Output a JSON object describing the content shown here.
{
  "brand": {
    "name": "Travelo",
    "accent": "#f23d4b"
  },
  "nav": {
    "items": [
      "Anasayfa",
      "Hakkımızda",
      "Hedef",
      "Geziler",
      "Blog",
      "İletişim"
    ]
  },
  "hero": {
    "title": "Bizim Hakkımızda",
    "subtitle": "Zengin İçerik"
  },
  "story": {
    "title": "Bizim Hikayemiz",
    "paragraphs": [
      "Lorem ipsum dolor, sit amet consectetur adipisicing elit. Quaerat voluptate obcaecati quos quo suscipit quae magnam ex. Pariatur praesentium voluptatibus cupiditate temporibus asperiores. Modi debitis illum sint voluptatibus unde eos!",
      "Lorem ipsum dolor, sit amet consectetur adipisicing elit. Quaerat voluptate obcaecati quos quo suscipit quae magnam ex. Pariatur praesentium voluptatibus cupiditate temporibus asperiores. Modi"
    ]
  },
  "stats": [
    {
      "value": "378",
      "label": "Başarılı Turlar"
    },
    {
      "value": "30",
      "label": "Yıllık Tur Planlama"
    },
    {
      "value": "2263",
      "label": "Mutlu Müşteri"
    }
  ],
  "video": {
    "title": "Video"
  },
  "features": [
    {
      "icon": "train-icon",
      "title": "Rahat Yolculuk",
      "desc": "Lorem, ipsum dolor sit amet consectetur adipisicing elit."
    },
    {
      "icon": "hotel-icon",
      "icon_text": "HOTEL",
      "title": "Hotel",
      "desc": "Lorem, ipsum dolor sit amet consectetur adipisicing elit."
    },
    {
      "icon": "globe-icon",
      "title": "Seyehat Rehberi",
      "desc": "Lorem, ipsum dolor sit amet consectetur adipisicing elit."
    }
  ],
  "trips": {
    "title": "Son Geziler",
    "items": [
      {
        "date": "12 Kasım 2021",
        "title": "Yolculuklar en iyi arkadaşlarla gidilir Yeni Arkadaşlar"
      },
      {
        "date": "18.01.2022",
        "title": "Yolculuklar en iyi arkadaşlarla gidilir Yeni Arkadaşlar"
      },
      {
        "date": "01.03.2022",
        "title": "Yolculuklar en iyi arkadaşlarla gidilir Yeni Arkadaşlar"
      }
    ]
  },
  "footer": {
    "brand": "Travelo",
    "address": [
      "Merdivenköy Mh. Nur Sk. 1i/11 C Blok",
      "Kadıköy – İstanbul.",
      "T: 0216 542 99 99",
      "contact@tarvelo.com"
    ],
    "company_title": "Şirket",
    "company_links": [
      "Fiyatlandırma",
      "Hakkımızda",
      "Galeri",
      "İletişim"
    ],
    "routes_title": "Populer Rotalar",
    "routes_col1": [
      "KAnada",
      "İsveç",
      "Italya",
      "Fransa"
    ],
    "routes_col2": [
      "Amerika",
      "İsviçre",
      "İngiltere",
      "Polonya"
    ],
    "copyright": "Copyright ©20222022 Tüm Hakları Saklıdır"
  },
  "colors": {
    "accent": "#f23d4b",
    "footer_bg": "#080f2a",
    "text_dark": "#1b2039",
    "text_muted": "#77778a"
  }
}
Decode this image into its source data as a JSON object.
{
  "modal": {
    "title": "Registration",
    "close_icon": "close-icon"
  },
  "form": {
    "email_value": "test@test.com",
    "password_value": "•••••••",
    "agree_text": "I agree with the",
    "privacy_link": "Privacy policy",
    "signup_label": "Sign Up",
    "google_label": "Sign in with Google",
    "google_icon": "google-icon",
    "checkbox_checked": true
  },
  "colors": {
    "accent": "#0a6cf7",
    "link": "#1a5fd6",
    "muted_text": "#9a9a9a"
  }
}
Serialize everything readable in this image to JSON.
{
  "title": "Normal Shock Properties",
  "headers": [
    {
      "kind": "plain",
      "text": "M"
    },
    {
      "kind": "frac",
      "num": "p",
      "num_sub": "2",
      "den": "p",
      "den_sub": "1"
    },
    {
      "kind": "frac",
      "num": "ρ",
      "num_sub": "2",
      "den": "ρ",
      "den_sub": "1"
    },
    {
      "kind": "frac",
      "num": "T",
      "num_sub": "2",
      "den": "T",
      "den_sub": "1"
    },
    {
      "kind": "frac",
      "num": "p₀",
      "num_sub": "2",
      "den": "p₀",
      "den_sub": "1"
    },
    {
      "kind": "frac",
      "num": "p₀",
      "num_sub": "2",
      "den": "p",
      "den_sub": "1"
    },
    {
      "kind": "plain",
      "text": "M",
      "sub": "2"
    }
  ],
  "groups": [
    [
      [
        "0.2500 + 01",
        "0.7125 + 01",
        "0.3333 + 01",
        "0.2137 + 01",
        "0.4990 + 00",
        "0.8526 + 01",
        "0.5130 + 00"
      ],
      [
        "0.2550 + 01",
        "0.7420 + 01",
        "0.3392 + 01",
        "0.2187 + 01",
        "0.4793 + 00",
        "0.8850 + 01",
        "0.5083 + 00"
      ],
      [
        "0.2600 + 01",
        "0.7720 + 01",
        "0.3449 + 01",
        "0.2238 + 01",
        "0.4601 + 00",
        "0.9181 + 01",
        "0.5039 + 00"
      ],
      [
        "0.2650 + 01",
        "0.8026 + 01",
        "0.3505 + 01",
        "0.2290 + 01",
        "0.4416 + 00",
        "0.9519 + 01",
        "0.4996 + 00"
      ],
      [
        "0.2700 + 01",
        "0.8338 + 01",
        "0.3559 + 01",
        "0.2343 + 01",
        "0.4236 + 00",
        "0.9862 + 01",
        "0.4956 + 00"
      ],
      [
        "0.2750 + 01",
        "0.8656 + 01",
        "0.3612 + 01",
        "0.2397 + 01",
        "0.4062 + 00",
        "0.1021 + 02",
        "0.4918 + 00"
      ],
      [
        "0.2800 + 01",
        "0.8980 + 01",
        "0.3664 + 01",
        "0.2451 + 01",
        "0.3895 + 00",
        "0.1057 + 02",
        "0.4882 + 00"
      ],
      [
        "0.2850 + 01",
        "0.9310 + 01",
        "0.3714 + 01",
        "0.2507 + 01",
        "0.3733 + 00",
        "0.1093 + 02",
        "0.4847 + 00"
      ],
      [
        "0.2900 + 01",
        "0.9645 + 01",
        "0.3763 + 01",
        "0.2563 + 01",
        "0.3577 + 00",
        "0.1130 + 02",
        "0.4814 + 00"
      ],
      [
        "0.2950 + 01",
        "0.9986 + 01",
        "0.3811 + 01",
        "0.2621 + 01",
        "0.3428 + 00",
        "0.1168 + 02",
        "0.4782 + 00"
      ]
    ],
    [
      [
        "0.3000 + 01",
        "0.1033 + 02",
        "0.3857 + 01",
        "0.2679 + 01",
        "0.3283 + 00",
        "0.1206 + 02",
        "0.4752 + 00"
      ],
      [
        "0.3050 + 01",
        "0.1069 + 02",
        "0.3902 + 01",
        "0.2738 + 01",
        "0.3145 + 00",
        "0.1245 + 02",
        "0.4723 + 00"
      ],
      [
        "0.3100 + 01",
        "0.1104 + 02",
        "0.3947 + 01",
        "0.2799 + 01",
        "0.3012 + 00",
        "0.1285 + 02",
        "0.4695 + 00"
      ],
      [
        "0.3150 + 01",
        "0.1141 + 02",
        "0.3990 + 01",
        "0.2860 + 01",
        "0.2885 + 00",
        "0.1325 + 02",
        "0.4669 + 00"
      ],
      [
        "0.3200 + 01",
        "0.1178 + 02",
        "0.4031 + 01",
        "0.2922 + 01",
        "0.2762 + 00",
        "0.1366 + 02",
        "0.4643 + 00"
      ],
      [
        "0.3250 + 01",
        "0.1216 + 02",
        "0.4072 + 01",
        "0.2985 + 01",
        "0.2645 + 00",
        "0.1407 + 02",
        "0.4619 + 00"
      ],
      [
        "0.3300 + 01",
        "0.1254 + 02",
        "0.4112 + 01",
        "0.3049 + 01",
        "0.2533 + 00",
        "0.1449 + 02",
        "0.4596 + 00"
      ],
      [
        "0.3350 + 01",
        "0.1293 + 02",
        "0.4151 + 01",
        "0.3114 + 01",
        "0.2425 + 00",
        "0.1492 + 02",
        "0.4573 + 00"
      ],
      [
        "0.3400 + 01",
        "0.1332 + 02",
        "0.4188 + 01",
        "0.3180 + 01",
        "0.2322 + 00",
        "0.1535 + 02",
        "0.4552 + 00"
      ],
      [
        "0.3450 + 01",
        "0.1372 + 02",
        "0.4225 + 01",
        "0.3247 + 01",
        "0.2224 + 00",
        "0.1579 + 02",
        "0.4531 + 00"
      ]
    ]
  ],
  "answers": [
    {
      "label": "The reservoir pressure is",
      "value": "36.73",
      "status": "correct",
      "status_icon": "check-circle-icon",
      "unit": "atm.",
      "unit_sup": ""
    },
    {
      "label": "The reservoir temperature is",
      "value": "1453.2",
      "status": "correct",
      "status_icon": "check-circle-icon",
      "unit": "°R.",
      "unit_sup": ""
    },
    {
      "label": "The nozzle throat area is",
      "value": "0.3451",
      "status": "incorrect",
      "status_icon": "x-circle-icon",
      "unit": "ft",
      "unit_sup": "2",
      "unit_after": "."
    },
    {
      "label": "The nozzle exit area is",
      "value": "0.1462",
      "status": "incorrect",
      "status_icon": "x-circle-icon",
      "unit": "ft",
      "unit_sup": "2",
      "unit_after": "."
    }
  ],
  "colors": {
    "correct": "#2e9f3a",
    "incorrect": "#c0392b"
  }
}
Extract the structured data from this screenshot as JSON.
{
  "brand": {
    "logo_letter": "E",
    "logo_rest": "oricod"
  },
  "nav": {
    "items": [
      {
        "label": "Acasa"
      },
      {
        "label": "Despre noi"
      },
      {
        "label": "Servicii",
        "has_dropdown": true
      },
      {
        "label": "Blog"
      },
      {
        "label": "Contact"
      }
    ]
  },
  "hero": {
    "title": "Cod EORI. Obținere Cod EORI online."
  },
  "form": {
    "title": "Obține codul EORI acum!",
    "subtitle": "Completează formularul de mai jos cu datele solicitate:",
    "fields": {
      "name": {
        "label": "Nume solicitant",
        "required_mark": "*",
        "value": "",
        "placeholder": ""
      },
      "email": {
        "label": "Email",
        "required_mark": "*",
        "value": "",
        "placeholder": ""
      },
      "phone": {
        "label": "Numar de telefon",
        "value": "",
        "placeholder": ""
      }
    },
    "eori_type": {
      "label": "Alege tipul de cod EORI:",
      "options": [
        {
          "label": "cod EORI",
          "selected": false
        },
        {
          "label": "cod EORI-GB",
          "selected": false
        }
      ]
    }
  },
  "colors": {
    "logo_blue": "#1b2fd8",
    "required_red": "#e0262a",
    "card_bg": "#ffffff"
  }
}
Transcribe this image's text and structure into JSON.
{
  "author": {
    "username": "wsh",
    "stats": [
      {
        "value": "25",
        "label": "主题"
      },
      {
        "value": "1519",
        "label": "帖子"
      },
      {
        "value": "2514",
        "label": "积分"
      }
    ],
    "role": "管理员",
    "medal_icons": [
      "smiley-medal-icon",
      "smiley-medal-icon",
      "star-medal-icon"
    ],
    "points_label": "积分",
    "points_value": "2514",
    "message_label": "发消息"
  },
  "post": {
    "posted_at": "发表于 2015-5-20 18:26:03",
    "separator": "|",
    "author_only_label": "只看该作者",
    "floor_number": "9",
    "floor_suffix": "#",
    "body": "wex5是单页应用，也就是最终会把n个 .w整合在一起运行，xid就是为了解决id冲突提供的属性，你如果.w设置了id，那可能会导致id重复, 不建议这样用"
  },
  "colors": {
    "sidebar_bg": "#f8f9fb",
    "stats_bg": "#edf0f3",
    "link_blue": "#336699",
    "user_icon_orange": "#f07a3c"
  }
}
═══
Find the string "true" in the listing and return every line that holds it.

# Expected answer:
    "checkbox_checked": true
        "has_dropdown": true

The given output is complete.